=== Requirements ===
Every record must be transcribed in its entirety, apart from the images, which are to be omitted.

* * * * * * *

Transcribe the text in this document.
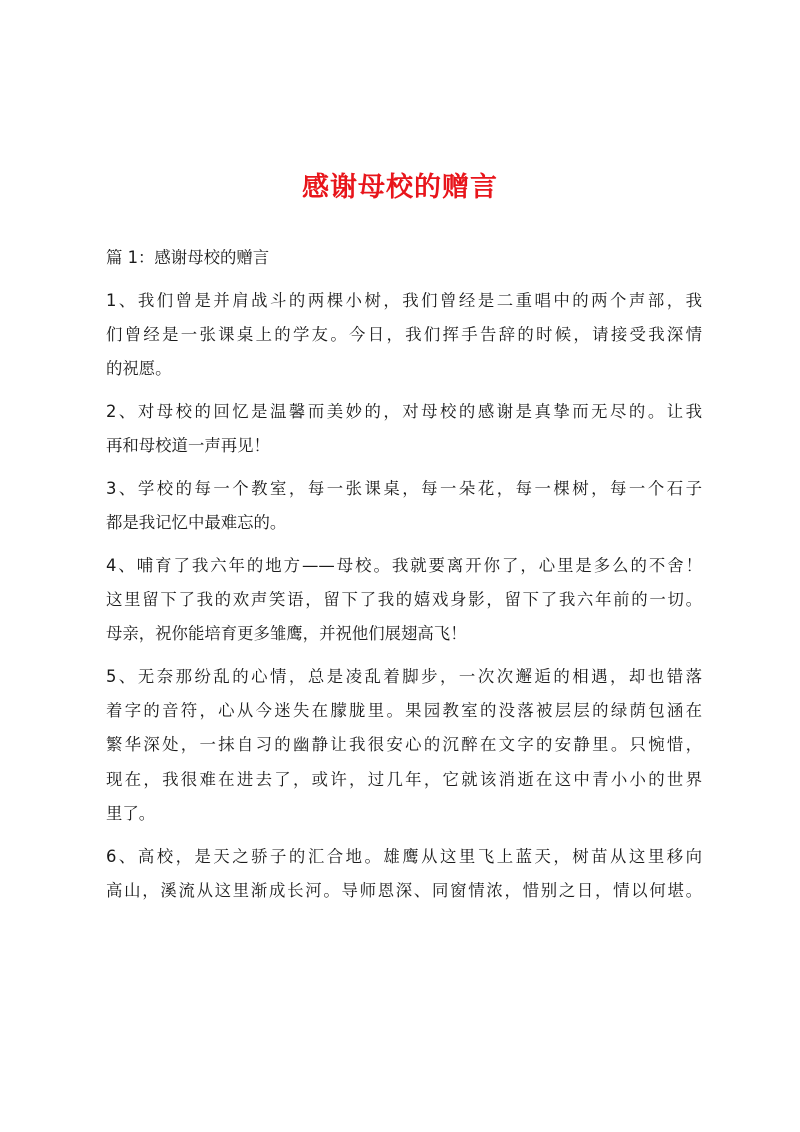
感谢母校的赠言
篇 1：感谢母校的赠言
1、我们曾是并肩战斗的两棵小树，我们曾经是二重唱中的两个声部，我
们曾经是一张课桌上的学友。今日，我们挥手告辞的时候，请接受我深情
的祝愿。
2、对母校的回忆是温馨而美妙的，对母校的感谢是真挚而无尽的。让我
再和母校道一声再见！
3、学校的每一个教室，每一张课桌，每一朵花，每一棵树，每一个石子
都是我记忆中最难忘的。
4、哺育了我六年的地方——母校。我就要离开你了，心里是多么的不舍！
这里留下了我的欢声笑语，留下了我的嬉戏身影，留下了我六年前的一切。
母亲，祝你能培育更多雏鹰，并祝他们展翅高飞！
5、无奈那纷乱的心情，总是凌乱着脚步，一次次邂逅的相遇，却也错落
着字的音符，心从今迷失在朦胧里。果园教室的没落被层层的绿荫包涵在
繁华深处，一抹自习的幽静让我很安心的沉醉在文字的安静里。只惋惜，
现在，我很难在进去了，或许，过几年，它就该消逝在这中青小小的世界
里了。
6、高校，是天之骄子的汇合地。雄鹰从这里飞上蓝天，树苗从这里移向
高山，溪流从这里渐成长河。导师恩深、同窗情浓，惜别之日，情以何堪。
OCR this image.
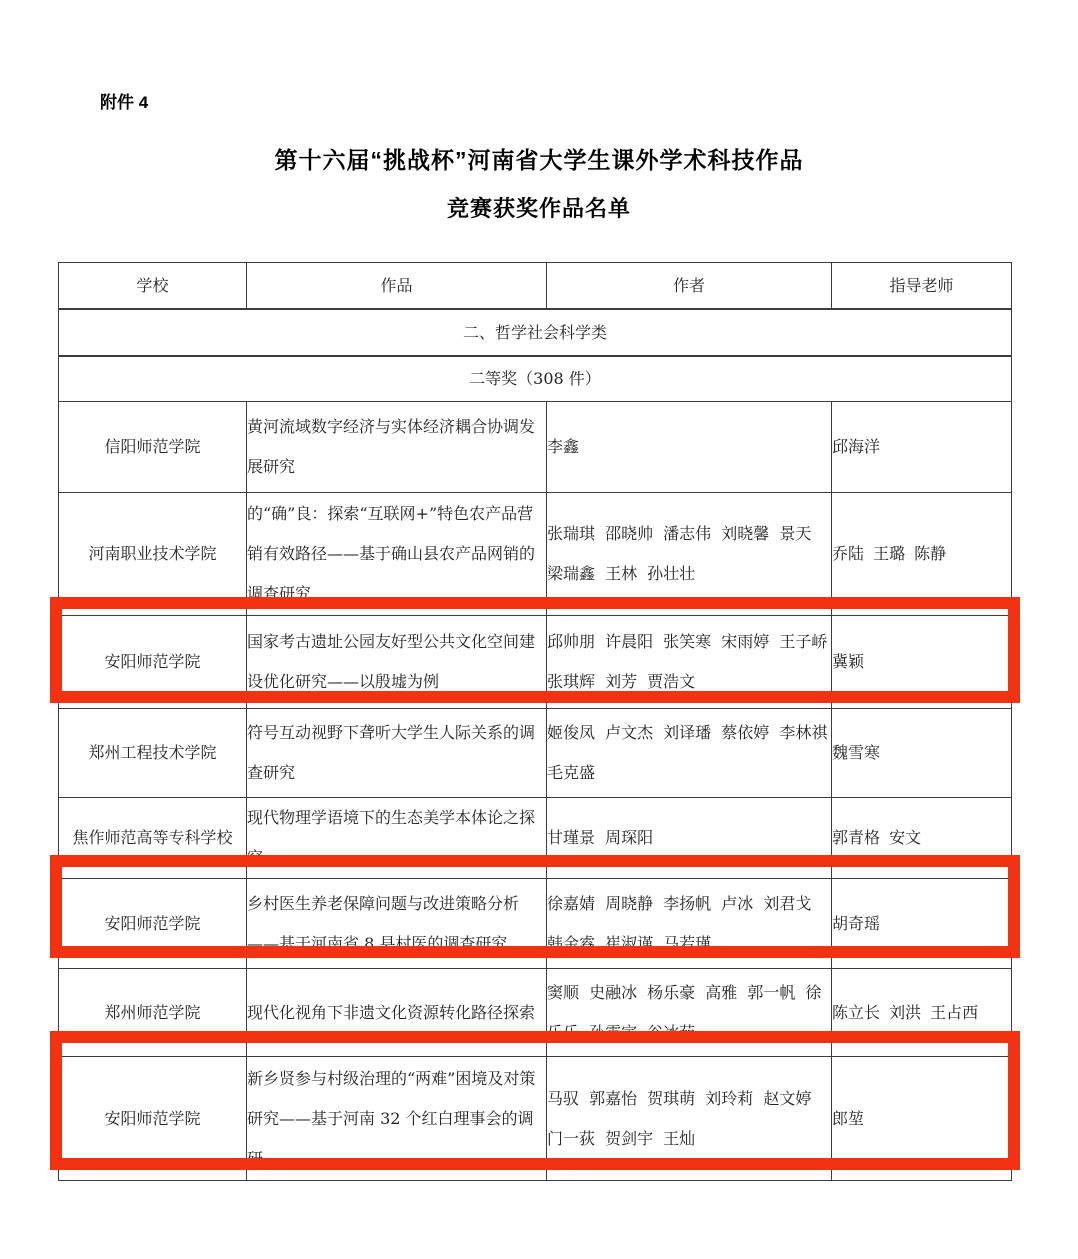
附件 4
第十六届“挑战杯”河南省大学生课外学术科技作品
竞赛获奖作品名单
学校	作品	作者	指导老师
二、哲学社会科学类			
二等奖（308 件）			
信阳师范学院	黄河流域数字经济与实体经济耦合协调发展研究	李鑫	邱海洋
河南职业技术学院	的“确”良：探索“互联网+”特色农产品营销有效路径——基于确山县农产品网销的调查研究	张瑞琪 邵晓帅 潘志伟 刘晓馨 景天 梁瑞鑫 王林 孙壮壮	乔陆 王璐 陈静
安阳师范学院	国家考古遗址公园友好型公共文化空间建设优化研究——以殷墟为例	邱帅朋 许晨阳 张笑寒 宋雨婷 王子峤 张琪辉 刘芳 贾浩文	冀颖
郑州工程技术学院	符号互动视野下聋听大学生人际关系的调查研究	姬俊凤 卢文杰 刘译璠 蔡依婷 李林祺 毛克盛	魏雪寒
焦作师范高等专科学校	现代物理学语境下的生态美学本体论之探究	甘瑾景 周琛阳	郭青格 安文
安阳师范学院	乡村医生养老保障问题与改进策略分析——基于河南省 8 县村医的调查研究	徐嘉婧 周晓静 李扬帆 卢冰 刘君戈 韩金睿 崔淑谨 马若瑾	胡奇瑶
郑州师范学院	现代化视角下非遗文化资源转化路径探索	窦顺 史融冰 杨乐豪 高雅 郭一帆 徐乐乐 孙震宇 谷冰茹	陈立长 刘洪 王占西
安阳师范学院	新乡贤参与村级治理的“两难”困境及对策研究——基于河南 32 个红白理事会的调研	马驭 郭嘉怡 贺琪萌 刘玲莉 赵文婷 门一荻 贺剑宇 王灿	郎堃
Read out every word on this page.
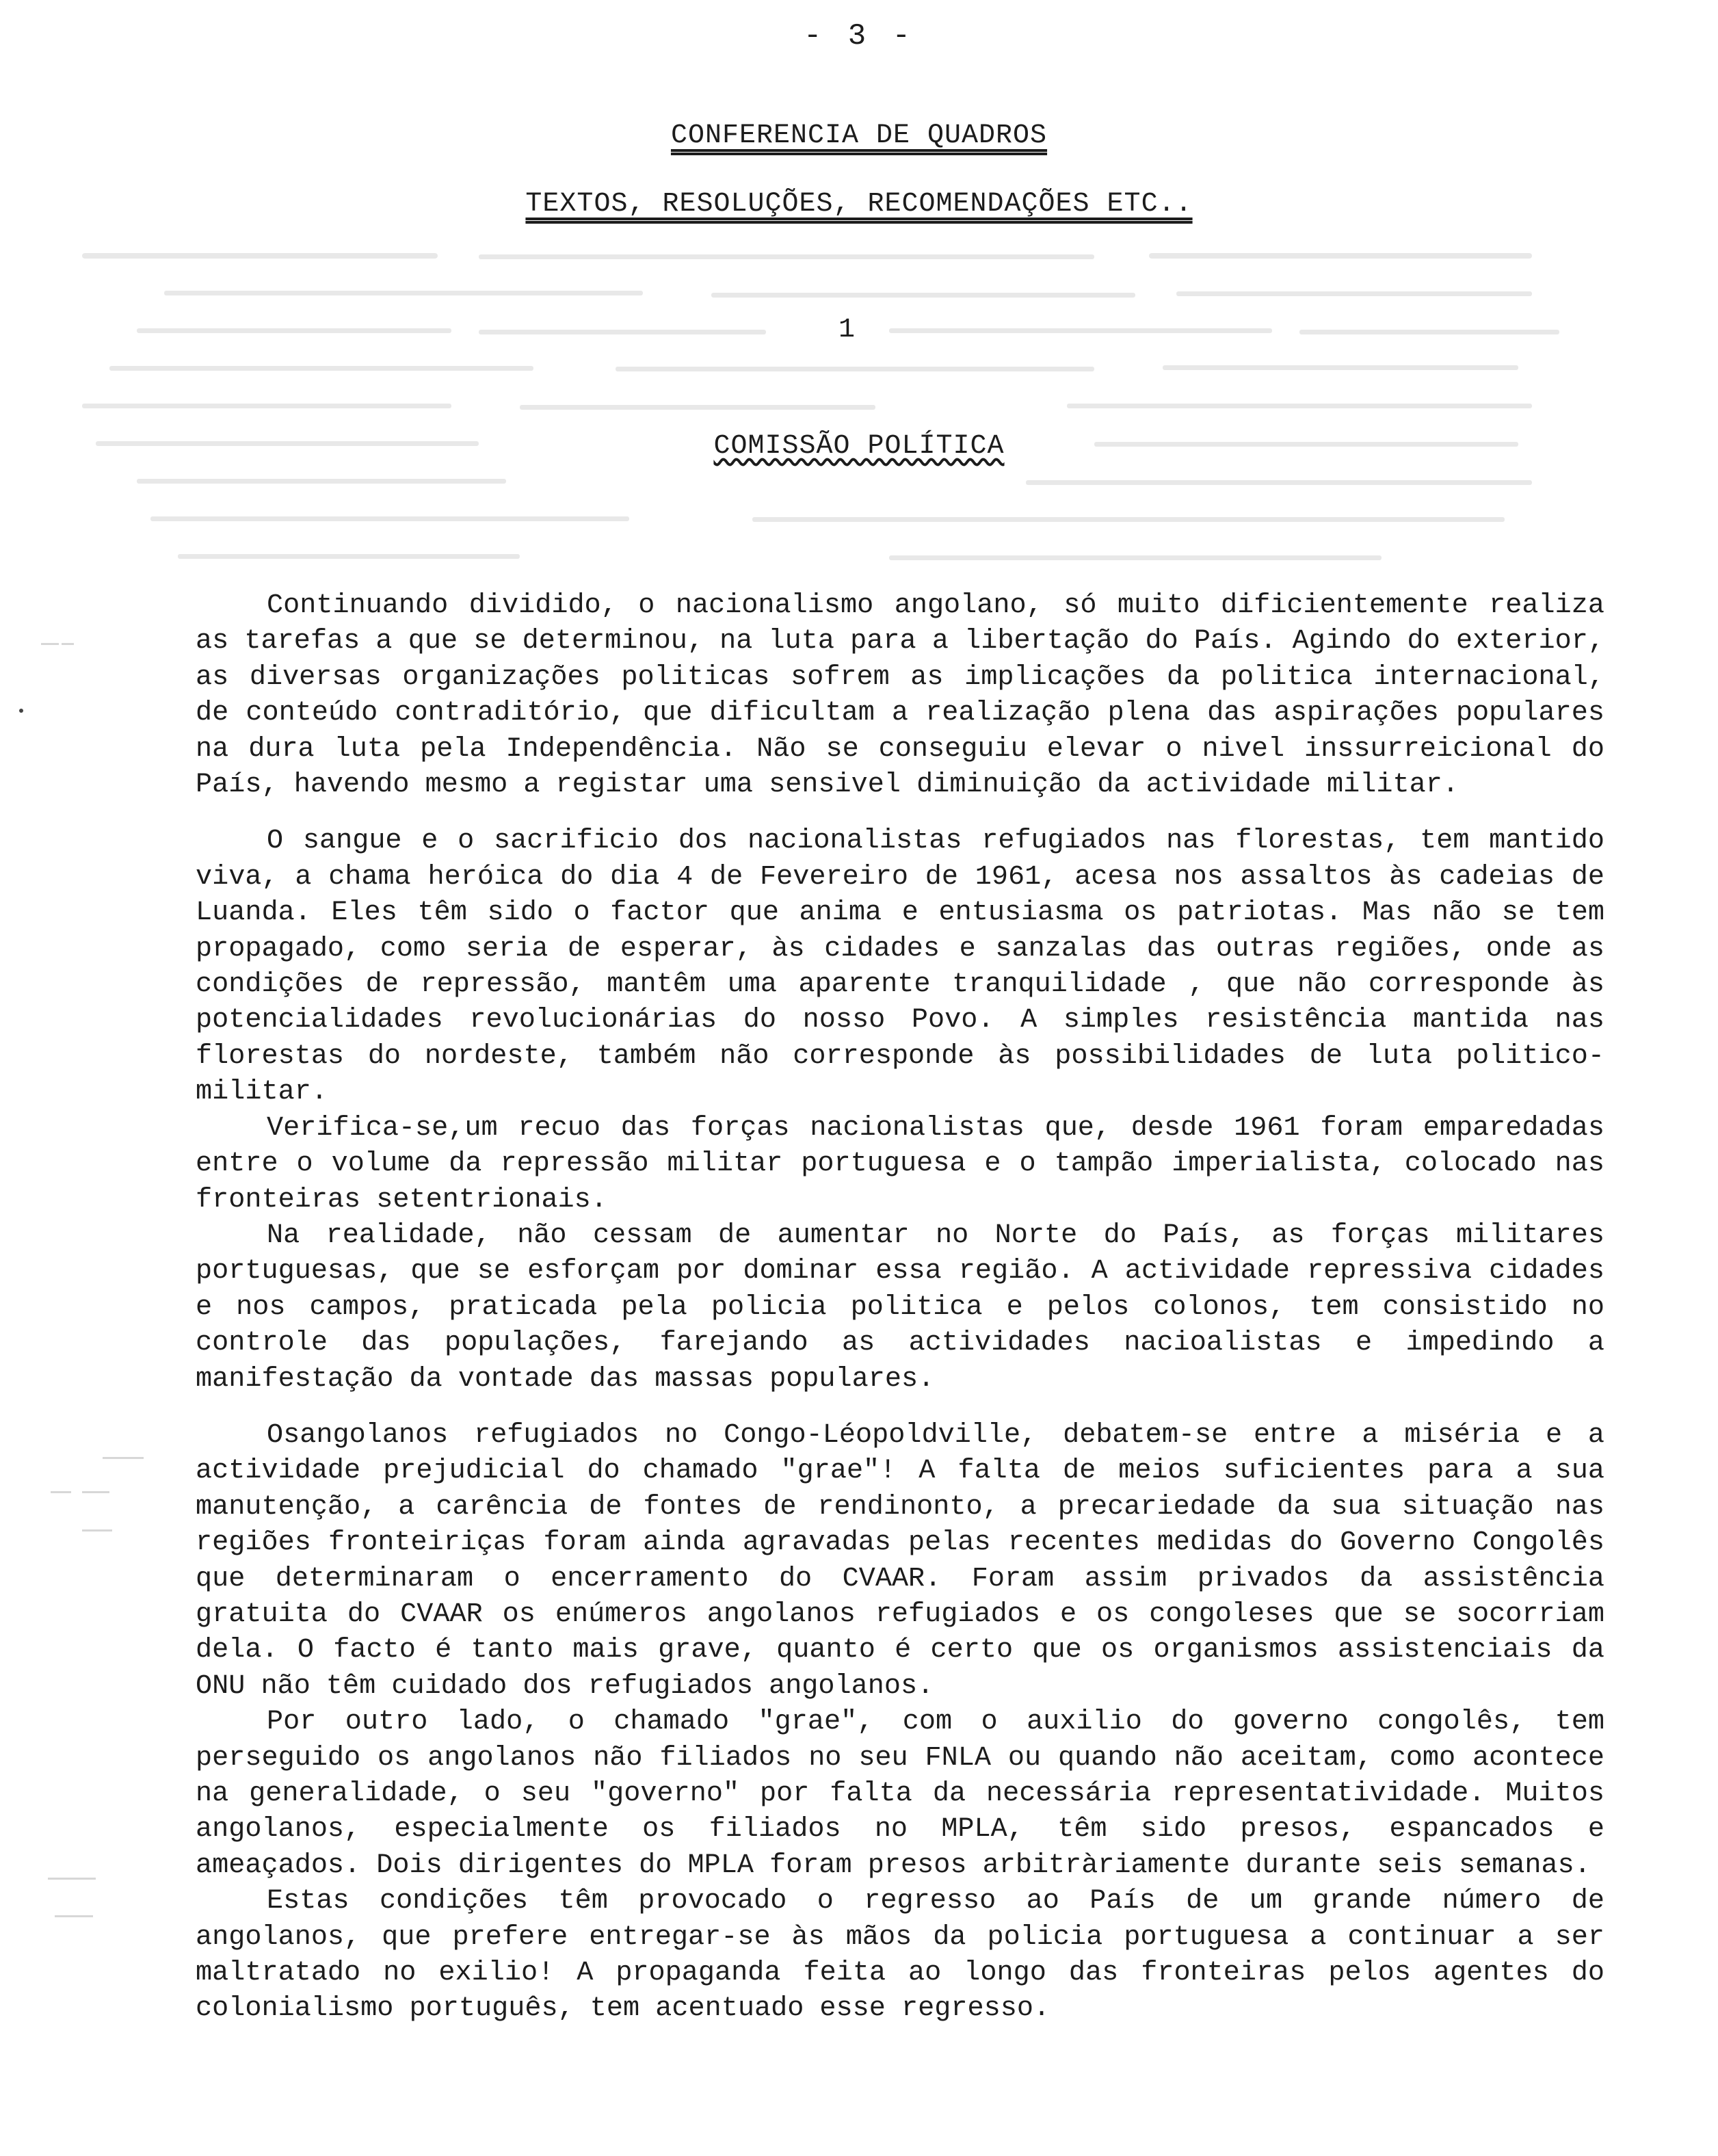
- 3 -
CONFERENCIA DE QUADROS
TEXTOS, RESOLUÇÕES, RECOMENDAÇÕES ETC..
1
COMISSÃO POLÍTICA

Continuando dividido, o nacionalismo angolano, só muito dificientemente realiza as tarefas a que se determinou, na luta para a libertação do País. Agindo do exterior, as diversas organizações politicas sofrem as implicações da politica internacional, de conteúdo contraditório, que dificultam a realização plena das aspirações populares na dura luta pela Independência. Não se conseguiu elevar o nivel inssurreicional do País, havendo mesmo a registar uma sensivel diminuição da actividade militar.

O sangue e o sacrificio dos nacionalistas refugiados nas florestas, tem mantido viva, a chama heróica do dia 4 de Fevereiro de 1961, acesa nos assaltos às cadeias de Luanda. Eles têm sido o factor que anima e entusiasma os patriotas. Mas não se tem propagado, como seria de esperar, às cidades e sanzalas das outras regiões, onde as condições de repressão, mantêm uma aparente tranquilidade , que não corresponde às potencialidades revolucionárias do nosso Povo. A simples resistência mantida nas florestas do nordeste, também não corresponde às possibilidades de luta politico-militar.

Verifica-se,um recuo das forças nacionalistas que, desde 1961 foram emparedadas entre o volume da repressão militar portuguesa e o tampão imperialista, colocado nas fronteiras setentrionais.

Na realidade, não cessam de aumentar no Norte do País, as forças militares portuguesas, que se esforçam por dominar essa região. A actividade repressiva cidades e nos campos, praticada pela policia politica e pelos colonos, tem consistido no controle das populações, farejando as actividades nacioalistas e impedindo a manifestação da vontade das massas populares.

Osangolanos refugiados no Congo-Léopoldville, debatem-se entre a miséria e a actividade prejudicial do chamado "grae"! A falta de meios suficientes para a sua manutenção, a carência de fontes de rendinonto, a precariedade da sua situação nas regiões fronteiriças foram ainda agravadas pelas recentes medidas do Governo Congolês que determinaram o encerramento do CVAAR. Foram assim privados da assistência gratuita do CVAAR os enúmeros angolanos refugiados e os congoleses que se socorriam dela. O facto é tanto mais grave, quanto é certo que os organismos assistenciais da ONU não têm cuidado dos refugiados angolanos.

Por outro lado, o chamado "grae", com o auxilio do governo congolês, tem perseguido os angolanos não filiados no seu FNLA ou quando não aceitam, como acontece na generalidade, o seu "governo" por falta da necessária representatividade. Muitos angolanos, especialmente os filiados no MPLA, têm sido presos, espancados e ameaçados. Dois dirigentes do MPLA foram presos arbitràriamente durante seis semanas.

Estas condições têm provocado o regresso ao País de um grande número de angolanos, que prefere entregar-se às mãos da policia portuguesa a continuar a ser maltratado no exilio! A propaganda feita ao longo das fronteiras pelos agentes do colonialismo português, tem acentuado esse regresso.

* * * * * * *

=== Solution to this task ===
Transcribe the text in this document.
感谢母校的赠言
篇 1：感谢母校的赠言
1、我们曾是并肩战斗的两棵小树，我们曾经是二重唱中的两个声部，我
们曾经是一张课桌上的学友。今日，我们挥手告辞的时候，请接受我深情
的祝愿。
2、对母校的回忆是温馨而美妙的，对母校的感谢是真挚而无尽的。让我
再和母校道一声再见！
3、学校的每一个教室，每一张课桌，每一朵花，每一棵树，每一个石子
都是我记忆中最难忘的。
4、哺育了我六年的地方——母校。我就要离开你了，心里是多么的不舍！
这里留下了我的欢声笑语，留下了我的嬉戏身影，留下了我六年前的一切。
母亲，祝你能培育更多雏鹰，并祝他们展翅高飞！
5、无奈那纷乱的心情，总是凌乱着脚步，一次次邂逅的相遇，却也错落
着字的音符，心从今迷失在朦胧里。果园教室的没落被层层的绿荫包涵在
繁华深处，一抹自习的幽静让我很安心的沉醉在文字的安静里。只惋惜，
现在，我很难在进去了，或许，过几年，它就该消逝在这中青小小的世界
里了。
6、高校，是天之骄子的汇合地。雄鹰从这里飞上蓝天，树苗从这里移向
高山，溪流从这里渐成长河。导师恩深、同窗情浓，惜别之日，情以何堪。
OCR this image.
附件 4
第十六届“挑战杯”河南省大学生课外学术科技作品
竞赛获奖作品名单
学校	作品	作者	指导老师
二、哲学社会科学类			
二等奖（308 件）			
信阳师范学院	黄河流域数字经济与实体经济耦合协调发展研究	李鑫	邱海洋
河南职业技术学院	的“确”良：探索“互联网+”特色农产品营销有效路径——基于确山县农产品网销的调查研究	张瑞琪 邵晓帅 潘志伟 刘晓馨 景天 梁瑞鑫 王林 孙壮壮	乔陆 王璐 陈静
安阳师范学院	国家考古遗址公园友好型公共文化空间建设优化研究——以殷墟为例	邱帅朋 许晨阳 张笑寒 宋雨婷 王子峤 张琪辉 刘芳 贾浩文	冀颖
郑州工程技术学院	符号互动视野下聋听大学生人际关系的调查研究	姬俊凤 卢文杰 刘译璠 蔡依婷 李林祺 毛克盛	魏雪寒
焦作师范高等专科学校	现代物理学语境下的生态美学本体论之探究	甘瑾景 周琛阳	郭青格 安文
安阳师范学院	乡村医生养老保障问题与改进策略分析——基于河南省 8 县村医的调查研究	徐嘉婧 周晓静 李扬帆 卢冰 刘君戈 韩金睿 崔淑谨 马若瑾	胡奇瑶
郑州师范学院	现代化视角下非遗文化资源转化路径探索	窦顺 史融冰 杨乐豪 高雅 郭一帆 徐乐乐 孙震宇 谷冰茹	陈立长 刘洪 王占西
安阳师范学院	新乡贤参与村级治理的“两难”困境及对策研究——基于河南 32 个红白理事会的调研	马驭 郭嘉怡 贺琪萌 刘玲莉 赵文婷 门一荻 贺剑宇 王灿	郎堃
Read out every word on this page.
- 3 -
CONFERENCIA DE QUADROS
TEXTOS, RESOLUÇÕES, RECOMENDAÇÕES ETC..
1
COMISSÃO POLÍTICA

Continuando dividido, o nacionalismo angolano, só muito dificientemente realiza as tarefas a que se determinou, na luta para a libertação do País. Agindo do exterior, as diversas organizações politicas sofrem as implicações da politica internacional, de conteúdo contraditório, que dificultam a realização plena das aspirações populares na dura luta pela Independência. Não se conseguiu elevar o nivel inssurreicional do País, havendo mesmo a registar uma sensivel diminuição da actividade militar.

O sangue e o sacrificio dos nacionalistas refugiados nas florestas, tem mantido viva, a chama heróica do dia 4 de Fevereiro de 1961, acesa nos assaltos às cadeias de Luanda. Eles têm sido o factor que anima e entusiasma os patriotas. Mas não se tem propagado, como seria de esperar, às cidades e sanzalas das outras regiões, onde as condições de repressão, mantêm uma aparente tranquilidade , que não corresponde às potencialidades revolucionárias do nosso Povo. A simples resistência mantida nas florestas do nordeste, também não corresponde às possibilidades de luta politico-militar.

Verifica-se,um recuo das forças nacionalistas que, desde 1961 foram emparedadas entre o volume da repressão militar portuguesa e o tampão imperialista, colocado nas fronteiras setentrionais.

Na realidade, não cessam de aumentar no Norte do País, as forças militares portuguesas, que se esforçam por dominar essa região. A actividade repressiva cidades e nos campos, praticada pela policia politica e pelos colonos, tem consistido no controle das populações, farejando as actividades nacioalistas e impedindo a manifestação da vontade das massas populares.

Osangolanos refugiados no Congo-Léopoldville, debatem-se entre a miséria e a actividade prejudicial do chamado "grae"! A falta de meios suficientes para a sua manutenção, a carência de fontes de rendinonto, a precariedade da sua situação nas regiões fronteiriças foram ainda agravadas pelas recentes medidas do Governo Congolês que determinaram o encerramento do CVAAR. Foram assim privados da assistência gratuita do CVAAR os enúmeros angolanos refugiados e os congoleses que se socorriam dela. O facto é tanto mais grave, quanto é certo que os organismos assistenciais da ONU não têm cuidado dos refugiados angolanos.

Por outro lado, o chamado "grae", com o auxilio do governo congolês, tem perseguido os angolanos não filiados no seu FNLA ou quando não aceitam, como acontece na generalidade, o seu "governo" por falta da necessária representatividade. Muitos angolanos, especialmente os filiados no MPLA, têm sido presos, espancados e ameaçados. Dois dirigentes do MPLA foram presos arbitràriamente durante seis semanas.

Estas condições têm provocado o regresso ao País de um grande número de angolanos, que prefere entregar-se às mãos da policia portuguesa a continuar a ser maltratado no exilio! A propaganda feita ao longo das fronteiras pelos agentes do colonialismo português, tem acentuado esse regresso.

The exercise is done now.